-- START OF RECORD LIST --
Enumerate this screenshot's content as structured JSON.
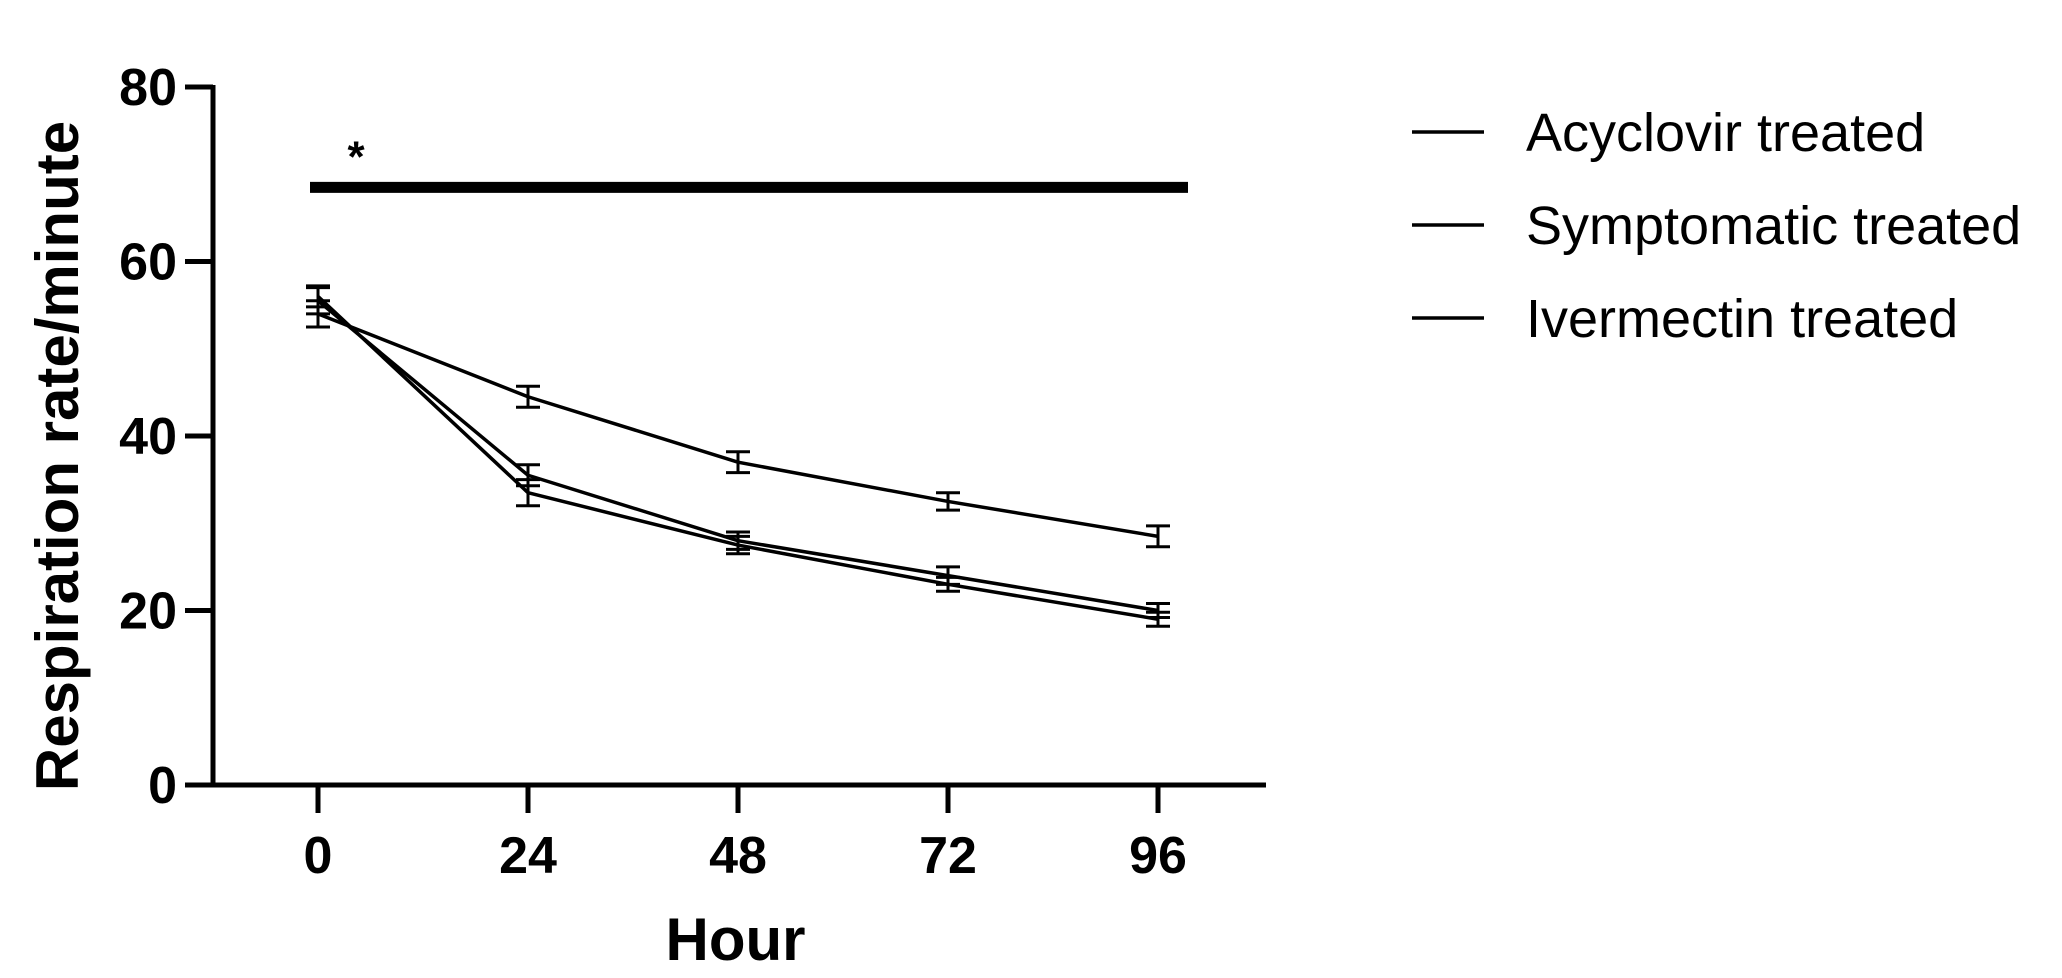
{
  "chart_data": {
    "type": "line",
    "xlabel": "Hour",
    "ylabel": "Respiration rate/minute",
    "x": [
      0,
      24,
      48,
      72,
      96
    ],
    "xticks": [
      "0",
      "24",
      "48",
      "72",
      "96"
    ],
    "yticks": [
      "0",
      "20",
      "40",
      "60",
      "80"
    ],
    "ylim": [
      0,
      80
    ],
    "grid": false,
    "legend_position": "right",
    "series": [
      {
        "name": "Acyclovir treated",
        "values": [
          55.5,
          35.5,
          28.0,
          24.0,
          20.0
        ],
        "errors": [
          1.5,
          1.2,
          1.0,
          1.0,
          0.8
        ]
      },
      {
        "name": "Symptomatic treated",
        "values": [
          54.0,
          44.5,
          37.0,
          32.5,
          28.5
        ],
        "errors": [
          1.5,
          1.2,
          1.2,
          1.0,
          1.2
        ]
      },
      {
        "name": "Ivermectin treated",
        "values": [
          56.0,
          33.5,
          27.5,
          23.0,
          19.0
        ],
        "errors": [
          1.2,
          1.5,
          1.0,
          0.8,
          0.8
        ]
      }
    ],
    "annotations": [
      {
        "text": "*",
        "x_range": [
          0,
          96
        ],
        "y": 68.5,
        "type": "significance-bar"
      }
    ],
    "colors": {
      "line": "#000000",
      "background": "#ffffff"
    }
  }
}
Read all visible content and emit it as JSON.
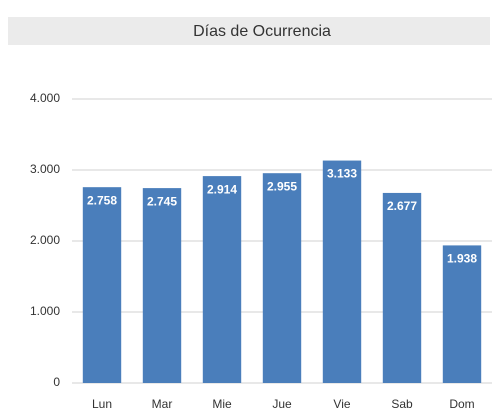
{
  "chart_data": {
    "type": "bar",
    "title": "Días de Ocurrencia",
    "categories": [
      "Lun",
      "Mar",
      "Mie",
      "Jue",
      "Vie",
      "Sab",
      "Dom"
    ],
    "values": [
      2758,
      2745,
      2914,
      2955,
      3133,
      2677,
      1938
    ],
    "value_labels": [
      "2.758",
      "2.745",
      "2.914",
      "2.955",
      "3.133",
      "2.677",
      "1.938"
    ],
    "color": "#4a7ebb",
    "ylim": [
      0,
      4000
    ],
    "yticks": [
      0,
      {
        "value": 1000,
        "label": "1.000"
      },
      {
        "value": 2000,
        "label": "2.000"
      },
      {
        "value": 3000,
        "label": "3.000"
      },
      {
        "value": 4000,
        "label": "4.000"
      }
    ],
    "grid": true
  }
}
-- END OF RECORD LIST --
AIM:
Quote every record above exactly, leaving out the pictures.

FULL RESPONSE:
Enumerate this screenshot's content as structured JSON.
{
  "chart_data": {
    "type": "line",
    "xlabel": "Hour",
    "ylabel": "Respiration rate/minute",
    "x": [
      0,
      24,
      48,
      72,
      96
    ],
    "xticks": [
      "0",
      "24",
      "48",
      "72",
      "96"
    ],
    "yticks": [
      "0",
      "20",
      "40",
      "60",
      "80"
    ],
    "ylim": [
      0,
      80
    ],
    "grid": false,
    "legend_position": "right",
    "series": [
      {
        "name": "Acyclovir treated",
        "values": [
          55.5,
          35.5,
          28.0,
          24.0,
          20.0
        ],
        "errors": [
          1.5,
          1.2,
          1.0,
          1.0,
          0.8
        ]
      },
      {
        "name": "Symptomatic treated",
        "values": [
          54.0,
          44.5,
          37.0,
          32.5,
          28.5
        ],
        "errors": [
          1.5,
          1.2,
          1.2,
          1.0,
          1.2
        ]
      },
      {
        "name": "Ivermectin treated",
        "values": [
          56.0,
          33.5,
          27.5,
          23.0,
          19.0
        ],
        "errors": [
          1.2,
          1.5,
          1.0,
          0.8,
          0.8
        ]
      }
    ],
    "annotations": [
      {
        "text": "*",
        "x_range": [
          0,
          96
        ],
        "y": 68.5,
        "type": "significance-bar"
      }
    ],
    "colors": {
      "line": "#000000",
      "background": "#ffffff"
    }
  }
}
Read all visible content and emit it as JSON.
{
  "chart_data": {
    "type": "bar",
    "title": "Días de Ocurrencia",
    "categories": [
      "Lun",
      "Mar",
      "Mie",
      "Jue",
      "Vie",
      "Sab",
      "Dom"
    ],
    "values": [
      2758,
      2745,
      2914,
      2955,
      3133,
      2677,
      1938
    ],
    "value_labels": [
      "2.758",
      "2.745",
      "2.914",
      "2.955",
      "3.133",
      "2.677",
      "1.938"
    ],
    "color": "#4a7ebb",
    "ylim": [
      0,
      4000
    ],
    "yticks": [
      0,
      {
        "value": 1000,
        "label": "1.000"
      },
      {
        "value": 2000,
        "label": "2.000"
      },
      {
        "value": 3000,
        "label": "3.000"
      },
      {
        "value": 4000,
        "label": "4.000"
      }
    ],
    "grid": true
  }
}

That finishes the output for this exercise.